**What the task requires:**
From the records below, copy the lines that include "world".

************

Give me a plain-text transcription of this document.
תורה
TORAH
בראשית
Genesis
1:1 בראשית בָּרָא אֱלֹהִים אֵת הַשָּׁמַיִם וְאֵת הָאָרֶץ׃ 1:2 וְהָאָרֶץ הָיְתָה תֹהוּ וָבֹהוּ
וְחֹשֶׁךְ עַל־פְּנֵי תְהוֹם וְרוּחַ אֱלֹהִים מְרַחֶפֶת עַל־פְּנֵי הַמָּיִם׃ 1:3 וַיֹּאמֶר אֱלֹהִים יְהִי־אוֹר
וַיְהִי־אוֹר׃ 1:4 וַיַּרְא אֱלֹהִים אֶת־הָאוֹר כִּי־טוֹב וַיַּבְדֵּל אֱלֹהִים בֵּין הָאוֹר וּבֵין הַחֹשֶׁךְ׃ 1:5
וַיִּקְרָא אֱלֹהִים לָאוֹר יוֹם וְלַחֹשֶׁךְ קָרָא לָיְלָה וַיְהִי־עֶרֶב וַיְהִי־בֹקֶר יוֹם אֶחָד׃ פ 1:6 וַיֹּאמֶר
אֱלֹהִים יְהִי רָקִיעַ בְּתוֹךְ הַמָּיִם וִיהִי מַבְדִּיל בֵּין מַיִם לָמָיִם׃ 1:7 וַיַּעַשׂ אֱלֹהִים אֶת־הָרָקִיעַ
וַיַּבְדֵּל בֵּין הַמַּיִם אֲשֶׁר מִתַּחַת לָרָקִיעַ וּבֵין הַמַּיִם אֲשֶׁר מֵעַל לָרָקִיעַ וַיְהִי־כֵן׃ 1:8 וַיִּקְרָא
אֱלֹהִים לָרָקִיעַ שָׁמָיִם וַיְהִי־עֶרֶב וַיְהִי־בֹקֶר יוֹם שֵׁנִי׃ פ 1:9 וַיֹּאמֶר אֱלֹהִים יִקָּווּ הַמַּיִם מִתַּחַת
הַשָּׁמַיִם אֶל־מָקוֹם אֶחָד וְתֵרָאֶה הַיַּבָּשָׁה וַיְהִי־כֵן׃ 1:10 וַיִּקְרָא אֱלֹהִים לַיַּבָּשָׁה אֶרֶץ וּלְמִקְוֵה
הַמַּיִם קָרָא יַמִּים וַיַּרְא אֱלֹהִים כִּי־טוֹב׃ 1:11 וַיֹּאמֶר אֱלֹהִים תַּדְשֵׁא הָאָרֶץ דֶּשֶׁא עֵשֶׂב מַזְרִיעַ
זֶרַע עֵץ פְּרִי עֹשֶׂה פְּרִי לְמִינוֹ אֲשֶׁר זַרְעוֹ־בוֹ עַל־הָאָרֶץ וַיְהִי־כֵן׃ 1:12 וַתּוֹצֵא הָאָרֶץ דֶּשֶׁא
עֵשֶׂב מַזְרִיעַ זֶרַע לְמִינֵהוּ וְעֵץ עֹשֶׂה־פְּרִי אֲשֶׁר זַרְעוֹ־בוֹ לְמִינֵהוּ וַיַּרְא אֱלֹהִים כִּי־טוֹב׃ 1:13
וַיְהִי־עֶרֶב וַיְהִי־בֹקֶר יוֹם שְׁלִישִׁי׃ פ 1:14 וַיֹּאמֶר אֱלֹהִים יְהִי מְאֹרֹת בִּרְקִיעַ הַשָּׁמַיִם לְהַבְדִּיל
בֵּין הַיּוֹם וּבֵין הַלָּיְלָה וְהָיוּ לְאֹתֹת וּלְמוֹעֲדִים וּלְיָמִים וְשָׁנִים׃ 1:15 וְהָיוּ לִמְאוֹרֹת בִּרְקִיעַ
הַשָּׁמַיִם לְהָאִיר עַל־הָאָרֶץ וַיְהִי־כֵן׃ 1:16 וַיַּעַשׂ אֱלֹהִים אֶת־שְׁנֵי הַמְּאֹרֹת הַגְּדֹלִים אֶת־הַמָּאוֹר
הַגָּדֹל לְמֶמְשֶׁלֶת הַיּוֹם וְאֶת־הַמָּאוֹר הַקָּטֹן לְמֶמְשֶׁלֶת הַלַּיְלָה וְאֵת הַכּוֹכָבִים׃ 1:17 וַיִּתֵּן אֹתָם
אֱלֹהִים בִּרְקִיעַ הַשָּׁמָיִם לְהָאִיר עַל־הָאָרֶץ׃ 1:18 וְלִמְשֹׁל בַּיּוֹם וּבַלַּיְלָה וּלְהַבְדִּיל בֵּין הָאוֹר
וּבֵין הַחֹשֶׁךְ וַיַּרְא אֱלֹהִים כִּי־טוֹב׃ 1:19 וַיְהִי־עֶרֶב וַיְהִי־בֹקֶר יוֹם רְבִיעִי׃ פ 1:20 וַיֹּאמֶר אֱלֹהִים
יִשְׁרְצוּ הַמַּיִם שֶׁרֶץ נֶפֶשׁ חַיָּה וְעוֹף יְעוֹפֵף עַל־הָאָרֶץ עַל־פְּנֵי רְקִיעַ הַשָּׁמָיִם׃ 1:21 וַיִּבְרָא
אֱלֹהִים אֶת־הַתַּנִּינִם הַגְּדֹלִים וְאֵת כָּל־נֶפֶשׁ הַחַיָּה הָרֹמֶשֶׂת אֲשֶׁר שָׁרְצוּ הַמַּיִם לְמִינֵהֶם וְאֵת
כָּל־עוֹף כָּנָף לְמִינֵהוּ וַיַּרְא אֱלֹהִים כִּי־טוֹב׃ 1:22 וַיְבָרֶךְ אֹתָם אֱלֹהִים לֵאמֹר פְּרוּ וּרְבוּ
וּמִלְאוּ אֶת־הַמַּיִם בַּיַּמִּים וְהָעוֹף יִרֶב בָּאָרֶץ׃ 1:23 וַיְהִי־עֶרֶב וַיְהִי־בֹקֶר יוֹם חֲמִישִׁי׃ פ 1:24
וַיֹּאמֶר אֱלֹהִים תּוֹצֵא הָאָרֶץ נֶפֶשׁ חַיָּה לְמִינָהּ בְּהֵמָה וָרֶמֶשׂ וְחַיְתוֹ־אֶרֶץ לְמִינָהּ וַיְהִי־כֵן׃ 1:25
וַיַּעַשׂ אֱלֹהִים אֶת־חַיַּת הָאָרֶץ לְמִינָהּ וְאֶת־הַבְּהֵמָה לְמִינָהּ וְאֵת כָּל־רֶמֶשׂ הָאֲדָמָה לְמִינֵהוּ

************

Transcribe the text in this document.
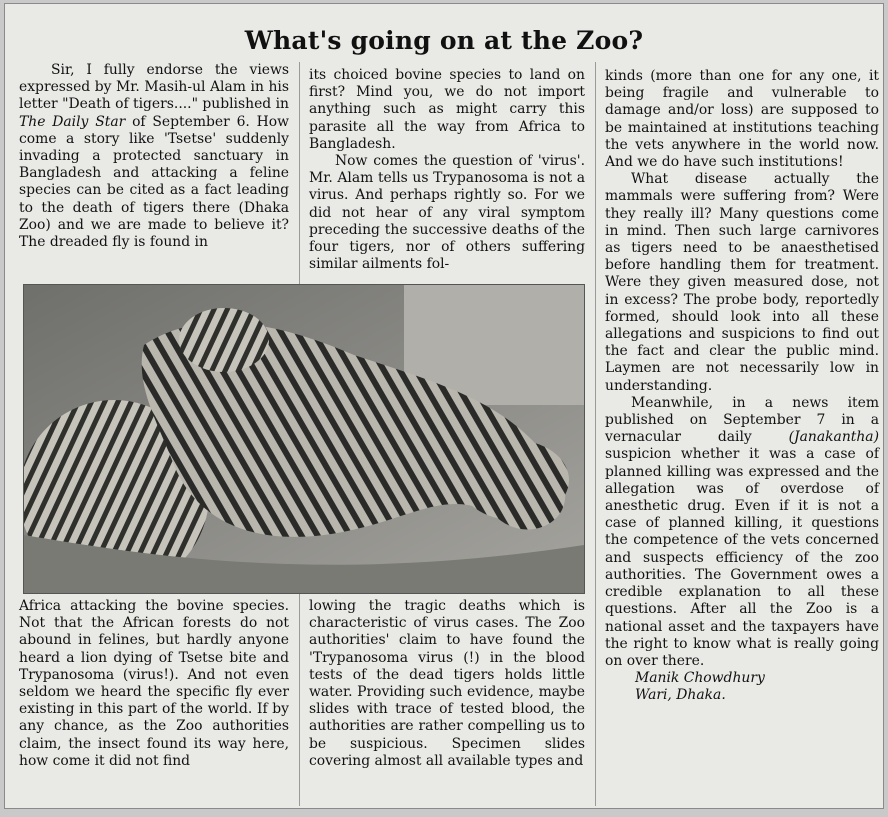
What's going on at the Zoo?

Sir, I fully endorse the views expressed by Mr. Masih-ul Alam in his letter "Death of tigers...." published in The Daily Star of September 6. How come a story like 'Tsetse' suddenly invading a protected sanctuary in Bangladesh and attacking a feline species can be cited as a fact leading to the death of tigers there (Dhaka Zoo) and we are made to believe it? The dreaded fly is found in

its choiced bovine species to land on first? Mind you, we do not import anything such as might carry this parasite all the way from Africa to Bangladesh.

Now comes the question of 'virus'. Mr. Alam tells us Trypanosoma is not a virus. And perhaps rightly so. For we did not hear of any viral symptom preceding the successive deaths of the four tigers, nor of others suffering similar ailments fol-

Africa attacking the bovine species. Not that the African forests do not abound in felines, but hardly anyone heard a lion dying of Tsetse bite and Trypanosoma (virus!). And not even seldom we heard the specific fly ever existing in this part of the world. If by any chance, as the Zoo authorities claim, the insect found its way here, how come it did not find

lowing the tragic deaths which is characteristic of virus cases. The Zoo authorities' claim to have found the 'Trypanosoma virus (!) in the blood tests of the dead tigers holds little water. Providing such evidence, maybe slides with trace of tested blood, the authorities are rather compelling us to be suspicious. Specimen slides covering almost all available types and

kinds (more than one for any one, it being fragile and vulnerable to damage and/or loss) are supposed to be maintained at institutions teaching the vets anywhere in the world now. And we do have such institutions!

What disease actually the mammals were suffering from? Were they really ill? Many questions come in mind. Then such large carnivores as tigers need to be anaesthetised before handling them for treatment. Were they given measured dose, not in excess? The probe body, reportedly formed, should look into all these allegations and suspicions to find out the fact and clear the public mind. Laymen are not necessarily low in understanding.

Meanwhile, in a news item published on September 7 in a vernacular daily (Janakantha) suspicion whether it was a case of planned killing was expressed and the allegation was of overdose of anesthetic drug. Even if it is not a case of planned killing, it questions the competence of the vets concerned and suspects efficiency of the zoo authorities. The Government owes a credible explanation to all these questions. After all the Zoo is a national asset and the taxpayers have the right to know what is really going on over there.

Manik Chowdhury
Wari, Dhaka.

************

**Your response:**
Africa attacking the bovine species. Not that the African forests do not abound in felines, but hardly anyone heard a lion dying of Tsetse bite and Trypanosoma (virus!). And not even seldom we heard the specific fly ever existing in this part of the world. If by any chance, as the Zoo authorities claim, the insect found its way here, how come it did not find
kinds (more than one for any one, it being fragile and vulnerable to damage and/or loss) are supposed to be maintained at institutions teaching the vets anywhere in the world now. And we do have such institutions!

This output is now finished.